LISTED ENTRIES –
## Begin

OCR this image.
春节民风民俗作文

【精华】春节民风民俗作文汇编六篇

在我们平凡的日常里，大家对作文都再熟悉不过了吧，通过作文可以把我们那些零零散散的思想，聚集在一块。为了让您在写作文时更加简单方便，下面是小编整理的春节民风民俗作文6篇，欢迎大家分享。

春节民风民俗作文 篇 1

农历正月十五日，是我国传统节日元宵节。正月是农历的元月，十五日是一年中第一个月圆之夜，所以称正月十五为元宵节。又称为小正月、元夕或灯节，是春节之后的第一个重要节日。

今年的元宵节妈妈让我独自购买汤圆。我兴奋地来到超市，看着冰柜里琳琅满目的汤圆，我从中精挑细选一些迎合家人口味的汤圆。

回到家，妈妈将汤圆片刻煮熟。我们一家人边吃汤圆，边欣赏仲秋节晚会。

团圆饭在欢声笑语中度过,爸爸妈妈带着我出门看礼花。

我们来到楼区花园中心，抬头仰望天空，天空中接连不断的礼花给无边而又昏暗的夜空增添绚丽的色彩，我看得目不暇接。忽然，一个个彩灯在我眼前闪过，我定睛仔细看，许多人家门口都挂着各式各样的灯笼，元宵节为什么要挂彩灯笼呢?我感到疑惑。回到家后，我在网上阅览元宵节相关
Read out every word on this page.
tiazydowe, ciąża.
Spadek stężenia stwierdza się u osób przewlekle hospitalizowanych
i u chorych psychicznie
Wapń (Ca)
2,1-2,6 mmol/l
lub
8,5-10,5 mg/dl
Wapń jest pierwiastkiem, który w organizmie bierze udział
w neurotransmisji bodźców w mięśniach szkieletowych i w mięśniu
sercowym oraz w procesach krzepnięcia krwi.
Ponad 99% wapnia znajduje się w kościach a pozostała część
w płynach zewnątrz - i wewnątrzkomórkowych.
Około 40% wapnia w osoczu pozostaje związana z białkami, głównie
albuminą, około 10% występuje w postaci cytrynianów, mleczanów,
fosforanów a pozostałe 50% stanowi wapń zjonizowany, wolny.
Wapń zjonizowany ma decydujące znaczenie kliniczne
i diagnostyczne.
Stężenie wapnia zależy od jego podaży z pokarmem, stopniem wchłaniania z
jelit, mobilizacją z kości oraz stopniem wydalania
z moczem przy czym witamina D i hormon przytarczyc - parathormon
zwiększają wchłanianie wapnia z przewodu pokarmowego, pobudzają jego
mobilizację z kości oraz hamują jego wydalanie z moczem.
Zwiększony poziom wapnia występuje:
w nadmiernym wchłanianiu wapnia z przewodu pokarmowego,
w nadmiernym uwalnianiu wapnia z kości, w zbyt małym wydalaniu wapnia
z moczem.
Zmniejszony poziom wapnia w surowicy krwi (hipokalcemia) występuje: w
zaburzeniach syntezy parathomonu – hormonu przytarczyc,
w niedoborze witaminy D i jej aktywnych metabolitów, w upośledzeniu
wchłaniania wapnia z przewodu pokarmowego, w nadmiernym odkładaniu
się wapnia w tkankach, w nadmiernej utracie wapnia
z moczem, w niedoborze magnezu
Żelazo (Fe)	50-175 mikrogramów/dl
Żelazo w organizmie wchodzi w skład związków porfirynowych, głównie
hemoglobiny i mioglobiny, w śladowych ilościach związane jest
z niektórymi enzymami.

## End

SET PROBLEM – Above are some records. Count the lines among them with the word "głównie", and answer with the number only.

SOLUTION TO THIS PROBLEM – 2